### THE REQUEST
Copy the listing below, swapping each instance of "Housing" for "Lodging" and leaving everything else as it is.

=======

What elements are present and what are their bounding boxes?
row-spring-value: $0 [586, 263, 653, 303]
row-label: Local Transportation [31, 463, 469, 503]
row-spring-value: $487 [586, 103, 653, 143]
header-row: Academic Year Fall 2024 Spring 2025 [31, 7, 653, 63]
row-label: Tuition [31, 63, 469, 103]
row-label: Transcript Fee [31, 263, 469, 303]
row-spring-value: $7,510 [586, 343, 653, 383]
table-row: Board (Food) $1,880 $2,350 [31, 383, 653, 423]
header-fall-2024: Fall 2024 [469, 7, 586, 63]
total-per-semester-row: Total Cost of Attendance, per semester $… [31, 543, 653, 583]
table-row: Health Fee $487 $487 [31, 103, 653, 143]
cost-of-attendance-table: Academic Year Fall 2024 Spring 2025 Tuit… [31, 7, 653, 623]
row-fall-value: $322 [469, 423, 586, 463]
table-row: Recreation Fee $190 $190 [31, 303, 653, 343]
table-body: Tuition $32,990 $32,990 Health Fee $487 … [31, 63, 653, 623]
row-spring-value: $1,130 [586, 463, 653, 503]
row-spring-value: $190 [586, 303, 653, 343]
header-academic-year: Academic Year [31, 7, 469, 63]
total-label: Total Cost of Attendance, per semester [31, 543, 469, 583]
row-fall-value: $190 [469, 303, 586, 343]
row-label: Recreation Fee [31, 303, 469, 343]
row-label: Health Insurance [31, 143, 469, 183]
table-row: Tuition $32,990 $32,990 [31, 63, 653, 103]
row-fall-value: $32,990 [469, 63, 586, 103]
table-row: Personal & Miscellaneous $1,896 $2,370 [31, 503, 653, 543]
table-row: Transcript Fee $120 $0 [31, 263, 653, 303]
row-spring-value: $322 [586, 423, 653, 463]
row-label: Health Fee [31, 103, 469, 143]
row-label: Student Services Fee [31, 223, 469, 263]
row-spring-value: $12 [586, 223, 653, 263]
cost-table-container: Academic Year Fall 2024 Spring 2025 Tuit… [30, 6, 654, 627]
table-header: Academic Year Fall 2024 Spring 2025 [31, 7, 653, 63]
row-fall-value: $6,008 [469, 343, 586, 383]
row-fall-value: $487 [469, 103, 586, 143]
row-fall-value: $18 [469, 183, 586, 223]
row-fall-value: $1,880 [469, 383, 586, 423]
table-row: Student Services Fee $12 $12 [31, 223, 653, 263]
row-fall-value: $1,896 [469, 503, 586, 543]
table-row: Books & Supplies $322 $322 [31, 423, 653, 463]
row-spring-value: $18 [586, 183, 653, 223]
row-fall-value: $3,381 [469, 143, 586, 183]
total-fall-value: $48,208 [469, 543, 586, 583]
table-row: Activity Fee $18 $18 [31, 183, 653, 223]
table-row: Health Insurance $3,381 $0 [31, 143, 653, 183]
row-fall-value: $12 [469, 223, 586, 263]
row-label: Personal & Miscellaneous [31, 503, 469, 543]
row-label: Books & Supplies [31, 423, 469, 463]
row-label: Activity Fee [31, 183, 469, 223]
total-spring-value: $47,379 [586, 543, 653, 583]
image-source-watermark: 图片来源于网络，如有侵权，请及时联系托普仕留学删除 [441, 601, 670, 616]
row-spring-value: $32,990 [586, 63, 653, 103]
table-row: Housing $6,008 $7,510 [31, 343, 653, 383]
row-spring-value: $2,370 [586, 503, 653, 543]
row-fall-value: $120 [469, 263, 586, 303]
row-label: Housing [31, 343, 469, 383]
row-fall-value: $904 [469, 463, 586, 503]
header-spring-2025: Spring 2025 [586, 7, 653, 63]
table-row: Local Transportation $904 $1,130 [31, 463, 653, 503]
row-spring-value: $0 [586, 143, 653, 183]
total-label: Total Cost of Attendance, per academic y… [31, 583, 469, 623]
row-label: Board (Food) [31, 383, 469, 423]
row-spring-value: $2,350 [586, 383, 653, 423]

=======

### TASK RESPONSE
What elements are present and what are their bounding boxes?
row-spring-value: $0 [586, 263, 653, 303]
row-label: Local Transportation [31, 463, 469, 503]
row-spring-value: $487 [586, 103, 653, 143]
header-row: Academic Year Fall 2024 Spring 2025 [31, 7, 653, 63]
row-label: Tuition [31, 63, 469, 103]
row-label: Transcript Fee [31, 263, 469, 303]
row-spring-value: $7,510 [586, 343, 653, 383]
table-row: Board (Food) $1,880 $2,350 [31, 383, 653, 423]
header-fall-2024: Fall 2024 [469, 7, 586, 63]
total-per-semester-row: Total Cost of Attendance, per semester $… [31, 543, 653, 583]
table-row: Health Fee $487 $487 [31, 103, 653, 143]
cost-of-attendance-table: Academic Year Fall 2024 Spring 2025 Tuit… [31, 7, 653, 623]
row-fall-value: $322 [469, 423, 586, 463]
table-row: Recreation Fee $190 $190 [31, 303, 653, 343]
table-body: Tuition $32,990 $32,990 Health Fee $487 … [31, 63, 653, 623]
row-spring-value: $1,130 [586, 463, 653, 503]
row-spring-value: $190 [586, 303, 653, 343]
header-academic-year: Academic Year [31, 7, 469, 63]
total-label: Total Cost of Attendance, per semester [31, 543, 469, 583]
row-fall-value: $190 [469, 303, 586, 343]
row-label: Recreation Fee [31, 303, 469, 343]
row-label: Health Insurance [31, 143, 469, 183]
table-row: Tuition $32,990 $32,990 [31, 63, 653, 103]
row-fall-value: $32,990 [469, 63, 586, 103]
table-row: Personal & Miscellaneous $1,896 $2,370 [31, 503, 653, 543]
table-row: Transcript Fee $120 $0 [31, 263, 653, 303]
row-spring-value: $322 [586, 423, 653, 463]
row-label: Health Fee [31, 103, 469, 143]
row-label: Student Services Fee [31, 223, 469, 263]
row-spring-value: $12 [586, 223, 653, 263]
cost-table-container: Academic Year Fall 2024 Spring 2025 Tuit… [30, 6, 654, 627]
table-header: Academic Year Fall 2024 Spring 2025 [31, 7, 653, 63]
row-fall-value: $6,008 [469, 343, 586, 383]
row-fall-value: $487 [469, 103, 586, 143]
row-fall-value: $18 [469, 183, 586, 223]
row-fall-value: $1,880 [469, 383, 586, 423]
table-row: Student Services Fee $12 $12 [31, 223, 653, 263]
row-fall-value: $1,896 [469, 503, 586, 543]
table-row: Books & Supplies $322 $322 [31, 423, 653, 463]
row-spring-value: $18 [586, 183, 653, 223]
row-fall-value: $3,381 [469, 143, 586, 183]
total-fall-value: $48,208 [469, 543, 586, 583]
table-row: Activity Fee $18 $18 [31, 183, 653, 223]
table-row: Health Insurance $3,381 $0 [31, 143, 653, 183]
row-fall-value: $12 [469, 223, 586, 263]
row-label: Personal & Miscellaneous [31, 503, 469, 543]
row-label: Books & Supplies [31, 423, 469, 463]
row-label: Activity Fee [31, 183, 469, 223]
total-spring-value: $47,379 [586, 543, 653, 583]
image-source-watermark: 图片来源于网络，如有侵权，请及时联系托普仕留学删除 [441, 601, 670, 616]
row-spring-value: $32,990 [586, 63, 653, 103]
table-row: Lodging $6,008 $7,510 [31, 343, 653, 383]
row-spring-value: $2,370 [586, 503, 653, 543]
row-fall-value: $120 [469, 263, 586, 303]
row-label: Lodging [31, 343, 469, 383]
row-fall-value: $904 [469, 463, 586, 503]
header-spring-2025: Spring 2025 [586, 7, 653, 63]
table-row: Local Transportation $904 $1,130 [31, 463, 653, 503]
row-spring-value: $0 [586, 143, 653, 183]
total-label: Total Cost of Attendance, per academic y… [31, 583, 469, 623]
row-label: Board (Food) [31, 383, 469, 423]
row-spring-value: $2,350 [586, 383, 653, 423]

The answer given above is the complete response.